App and web page records
____________________

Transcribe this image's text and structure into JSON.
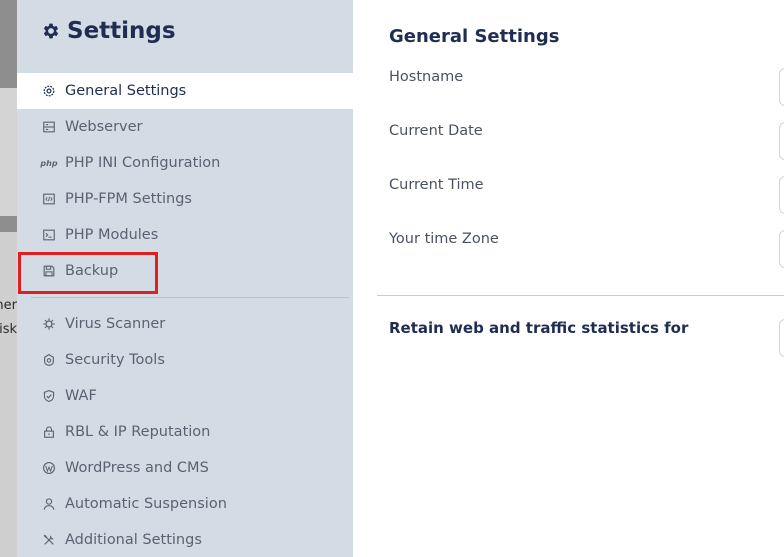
{
  "sidebar": {
    "title": "Settings",
    "items_top": [
      {
        "label": "General Settings",
        "icon": "gear-icon",
        "active": true
      },
      {
        "label": "Webserver",
        "icon": "server-icon"
      },
      {
        "label": "PHP INI Configuration",
        "icon": "php-icon",
        "icon_text": "php"
      },
      {
        "label": "PHP-FPM Settings",
        "icon": "code-icon"
      },
      {
        "label": "PHP Modules",
        "icon": "terminal-icon"
      },
      {
        "label": "Backup",
        "icon": "save-icon"
      }
    ],
    "items_bottom": [
      {
        "label": "Virus Scanner",
        "icon": "virus-icon"
      },
      {
        "label": "Security Tools",
        "icon": "security-icon"
      },
      {
        "label": "WAF",
        "icon": "shield-icon"
      },
      {
        "label": "RBL & IP Reputation",
        "icon": "lock-icon"
      },
      {
        "label": "WordPress and CMS",
        "icon": "wordpress-icon"
      },
      {
        "label": "Automatic Suspension",
        "icon": "user-icon"
      },
      {
        "label": "Additional Settings",
        "icon": "tools-icon"
      }
    ]
  },
  "main": {
    "title": "General Settings",
    "fields": [
      {
        "label": "Hostname",
        "value": ""
      },
      {
        "label": "Current Date",
        "value": ""
      },
      {
        "label": "Current Time",
        "value": ""
      },
      {
        "label": "Your time Zone",
        "value": ""
      }
    ],
    "retain_label": "Retain web and traffic statistics for"
  },
  "background": {
    "text_1": "her",
    "text_2": "isk"
  },
  "colors": {
    "sidebar_bg": "#d3dce5",
    "heading": "#1f2d52",
    "highlight": "#e02020"
  }
}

____________________

#### BRIEF:
In the reply, each line of the data must appear exactly as written, and no picture may appear.

#### EXERCISE RESPONSE:
Transcribe this image's text and structure into JSON.
{
  "sidebar": {
    "title": "Settings",
    "items_top": [
      {
        "label": "General Settings",
        "icon": "gear-icon",
        "active": true
      },
      {
        "label": "Webserver",
        "icon": "server-icon"
      },
      {
        "label": "PHP INI Configuration",
        "icon": "php-icon",
        "icon_text": "php"
      },
      {
        "label": "PHP-FPM Settings",
        "icon": "code-icon"
      },
      {
        "label": "PHP Modules",
        "icon": "terminal-icon"
      },
      {
        "label": "Backup",
        "icon": "save-icon"
      }
    ],
    "items_bottom": [
      {
        "label": "Virus Scanner",
        "icon": "virus-icon"
      },
      {
        "label": "Security Tools",
        "icon": "security-icon"
      },
      {
        "label": "WAF",
        "icon": "shield-icon"
      },
      {
        "label": "RBL & IP Reputation",
        "icon": "lock-icon"
      },
      {
        "label": "WordPress and CMS",
        "icon": "wordpress-icon"
      },
      {
        "label": "Automatic Suspension",
        "icon": "user-icon"
      },
      {
        "label": "Additional Settings",
        "icon": "tools-icon"
      }
    ]
  },
  "main": {
    "title": "General Settings",
    "fields": [
      {
        "label": "Hostname",
        "value": ""
      },
      {
        "label": "Current Date",
        "value": ""
      },
      {
        "label": "Current Time",
        "value": ""
      },
      {
        "label": "Your time Zone",
        "value": ""
      }
    ],
    "retain_label": "Retain web and traffic statistics for"
  },
  "background": {
    "text_1": "her",
    "text_2": "isk"
  },
  "colors": {
    "sidebar_bg": "#d3dce5",
    "heading": "#1f2d52",
    "highlight": "#e02020"
  }
}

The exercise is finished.